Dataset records
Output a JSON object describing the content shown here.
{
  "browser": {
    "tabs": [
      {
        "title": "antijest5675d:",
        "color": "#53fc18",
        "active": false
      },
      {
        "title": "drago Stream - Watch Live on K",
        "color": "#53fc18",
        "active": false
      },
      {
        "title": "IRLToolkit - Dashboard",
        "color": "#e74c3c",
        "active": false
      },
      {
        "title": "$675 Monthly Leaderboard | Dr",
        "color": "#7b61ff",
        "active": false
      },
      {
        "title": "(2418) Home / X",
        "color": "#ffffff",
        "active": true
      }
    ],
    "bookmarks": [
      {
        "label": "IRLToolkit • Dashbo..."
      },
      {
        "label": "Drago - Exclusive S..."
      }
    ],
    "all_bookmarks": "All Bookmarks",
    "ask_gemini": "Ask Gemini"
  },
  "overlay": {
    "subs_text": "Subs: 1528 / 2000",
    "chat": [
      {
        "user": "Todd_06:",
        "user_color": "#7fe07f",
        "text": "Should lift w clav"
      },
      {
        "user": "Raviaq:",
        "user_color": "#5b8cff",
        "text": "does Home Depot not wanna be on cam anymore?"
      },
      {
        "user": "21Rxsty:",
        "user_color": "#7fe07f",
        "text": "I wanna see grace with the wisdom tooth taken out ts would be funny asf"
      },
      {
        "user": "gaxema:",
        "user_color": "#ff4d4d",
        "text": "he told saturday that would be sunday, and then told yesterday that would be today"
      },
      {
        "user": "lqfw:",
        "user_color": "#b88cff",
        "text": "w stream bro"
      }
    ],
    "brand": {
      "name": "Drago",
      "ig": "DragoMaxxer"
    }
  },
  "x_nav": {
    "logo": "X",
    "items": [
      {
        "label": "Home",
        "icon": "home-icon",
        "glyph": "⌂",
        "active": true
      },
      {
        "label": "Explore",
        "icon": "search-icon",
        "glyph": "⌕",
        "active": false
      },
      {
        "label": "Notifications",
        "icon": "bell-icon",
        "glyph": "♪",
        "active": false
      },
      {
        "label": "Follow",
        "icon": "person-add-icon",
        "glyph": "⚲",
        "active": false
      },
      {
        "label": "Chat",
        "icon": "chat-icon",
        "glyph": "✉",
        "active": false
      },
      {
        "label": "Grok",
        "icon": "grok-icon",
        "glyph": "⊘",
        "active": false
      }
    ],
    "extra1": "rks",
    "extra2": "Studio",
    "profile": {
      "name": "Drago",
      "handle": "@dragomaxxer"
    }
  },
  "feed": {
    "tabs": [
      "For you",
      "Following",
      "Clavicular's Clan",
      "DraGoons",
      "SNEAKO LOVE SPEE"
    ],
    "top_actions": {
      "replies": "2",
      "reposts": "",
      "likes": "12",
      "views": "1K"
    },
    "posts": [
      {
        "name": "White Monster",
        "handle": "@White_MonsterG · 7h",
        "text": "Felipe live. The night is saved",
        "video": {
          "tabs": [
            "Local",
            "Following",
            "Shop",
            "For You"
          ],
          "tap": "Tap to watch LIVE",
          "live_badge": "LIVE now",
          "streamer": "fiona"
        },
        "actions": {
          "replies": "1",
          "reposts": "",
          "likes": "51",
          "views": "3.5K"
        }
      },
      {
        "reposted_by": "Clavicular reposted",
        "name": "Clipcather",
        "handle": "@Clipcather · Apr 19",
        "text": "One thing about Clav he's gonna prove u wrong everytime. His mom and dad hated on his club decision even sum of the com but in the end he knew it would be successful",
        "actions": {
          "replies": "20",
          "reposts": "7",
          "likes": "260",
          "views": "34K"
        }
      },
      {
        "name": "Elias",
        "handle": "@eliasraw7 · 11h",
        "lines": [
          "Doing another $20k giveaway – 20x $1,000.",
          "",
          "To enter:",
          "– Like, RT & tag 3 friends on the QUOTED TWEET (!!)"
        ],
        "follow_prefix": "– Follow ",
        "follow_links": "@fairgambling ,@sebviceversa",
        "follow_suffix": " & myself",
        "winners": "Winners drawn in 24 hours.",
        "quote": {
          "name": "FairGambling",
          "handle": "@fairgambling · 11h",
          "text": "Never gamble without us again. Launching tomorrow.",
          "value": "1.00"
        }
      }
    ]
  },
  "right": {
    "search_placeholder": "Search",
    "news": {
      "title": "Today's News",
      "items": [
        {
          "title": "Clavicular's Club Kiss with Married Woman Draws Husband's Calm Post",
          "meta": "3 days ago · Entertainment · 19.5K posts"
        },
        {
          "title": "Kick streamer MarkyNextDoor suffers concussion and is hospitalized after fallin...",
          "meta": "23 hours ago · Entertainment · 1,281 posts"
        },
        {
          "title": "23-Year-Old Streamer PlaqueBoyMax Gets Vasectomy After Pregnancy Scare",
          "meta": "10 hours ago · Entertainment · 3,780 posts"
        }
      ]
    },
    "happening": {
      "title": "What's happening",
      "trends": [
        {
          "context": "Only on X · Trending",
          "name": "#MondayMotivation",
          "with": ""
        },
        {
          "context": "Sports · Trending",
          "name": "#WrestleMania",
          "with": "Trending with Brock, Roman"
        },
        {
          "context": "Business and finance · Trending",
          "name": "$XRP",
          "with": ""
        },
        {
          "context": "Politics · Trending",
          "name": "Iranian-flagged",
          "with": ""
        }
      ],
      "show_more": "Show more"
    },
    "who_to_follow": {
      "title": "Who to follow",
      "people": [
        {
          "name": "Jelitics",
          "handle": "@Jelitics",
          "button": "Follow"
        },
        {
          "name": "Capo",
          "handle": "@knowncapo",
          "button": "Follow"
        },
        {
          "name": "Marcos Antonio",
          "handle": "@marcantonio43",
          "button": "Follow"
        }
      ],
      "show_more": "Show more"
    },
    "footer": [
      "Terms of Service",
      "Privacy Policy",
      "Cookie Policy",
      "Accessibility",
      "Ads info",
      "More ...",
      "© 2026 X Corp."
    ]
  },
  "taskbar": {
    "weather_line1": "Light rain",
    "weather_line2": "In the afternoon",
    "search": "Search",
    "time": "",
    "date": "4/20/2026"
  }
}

## What the task asks:
Using the listing, copy every line where the word "wanna" shows up.

## Exercise answer:
        "text": "does Home Depot not wanna be on cam anymore?"
        "text": "I wanna see grace with the wisdom tooth taken out ts would be funny asf"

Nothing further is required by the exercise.